TASK: Your answer should be one number: the count of lines in these entries that hold the word "Lumpics".

INFORMATION SHOWN:
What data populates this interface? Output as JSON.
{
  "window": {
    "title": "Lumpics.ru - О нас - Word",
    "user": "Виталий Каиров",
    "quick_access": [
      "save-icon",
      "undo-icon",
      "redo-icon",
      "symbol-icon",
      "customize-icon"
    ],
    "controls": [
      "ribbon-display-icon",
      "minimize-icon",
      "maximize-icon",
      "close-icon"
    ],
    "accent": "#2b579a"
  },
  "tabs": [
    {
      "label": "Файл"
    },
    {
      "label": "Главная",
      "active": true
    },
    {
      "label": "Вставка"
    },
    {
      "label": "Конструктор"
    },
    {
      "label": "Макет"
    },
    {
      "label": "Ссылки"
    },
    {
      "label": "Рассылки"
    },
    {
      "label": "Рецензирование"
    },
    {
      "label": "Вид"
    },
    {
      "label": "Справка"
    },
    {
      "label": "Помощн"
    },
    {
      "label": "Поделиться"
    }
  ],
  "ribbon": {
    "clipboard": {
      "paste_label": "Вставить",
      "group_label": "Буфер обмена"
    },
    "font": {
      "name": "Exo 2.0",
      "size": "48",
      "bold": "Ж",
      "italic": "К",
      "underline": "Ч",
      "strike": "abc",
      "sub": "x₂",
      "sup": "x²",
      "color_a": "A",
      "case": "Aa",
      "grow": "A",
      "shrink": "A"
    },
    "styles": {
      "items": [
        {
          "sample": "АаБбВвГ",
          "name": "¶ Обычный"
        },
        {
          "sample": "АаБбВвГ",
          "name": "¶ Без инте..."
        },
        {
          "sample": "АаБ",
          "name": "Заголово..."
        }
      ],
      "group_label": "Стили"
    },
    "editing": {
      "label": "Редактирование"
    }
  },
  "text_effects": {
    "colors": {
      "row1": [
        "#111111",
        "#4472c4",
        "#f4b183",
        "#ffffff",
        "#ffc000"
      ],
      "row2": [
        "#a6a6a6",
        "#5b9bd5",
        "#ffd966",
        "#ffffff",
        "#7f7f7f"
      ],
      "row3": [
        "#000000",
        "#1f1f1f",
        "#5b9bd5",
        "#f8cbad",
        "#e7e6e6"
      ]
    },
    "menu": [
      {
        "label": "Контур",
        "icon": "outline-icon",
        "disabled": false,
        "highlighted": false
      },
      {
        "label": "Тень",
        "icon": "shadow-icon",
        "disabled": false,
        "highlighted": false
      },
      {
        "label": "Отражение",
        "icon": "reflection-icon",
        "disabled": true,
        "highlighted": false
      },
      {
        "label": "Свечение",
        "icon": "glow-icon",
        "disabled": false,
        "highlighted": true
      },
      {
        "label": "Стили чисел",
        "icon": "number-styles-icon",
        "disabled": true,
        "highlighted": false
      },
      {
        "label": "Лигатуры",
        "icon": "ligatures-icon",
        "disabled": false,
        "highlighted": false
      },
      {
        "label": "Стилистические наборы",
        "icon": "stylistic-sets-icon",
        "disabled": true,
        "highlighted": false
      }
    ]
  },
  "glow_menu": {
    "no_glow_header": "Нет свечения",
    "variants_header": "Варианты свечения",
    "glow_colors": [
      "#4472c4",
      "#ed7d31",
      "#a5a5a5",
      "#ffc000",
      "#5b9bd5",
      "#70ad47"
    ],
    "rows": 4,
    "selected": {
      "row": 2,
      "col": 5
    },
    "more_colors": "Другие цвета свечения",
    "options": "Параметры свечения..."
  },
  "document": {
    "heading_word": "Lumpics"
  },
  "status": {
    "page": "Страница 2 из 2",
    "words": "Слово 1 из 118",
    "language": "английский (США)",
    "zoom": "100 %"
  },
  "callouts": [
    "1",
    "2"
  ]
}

REPLY TO THE TASK: 2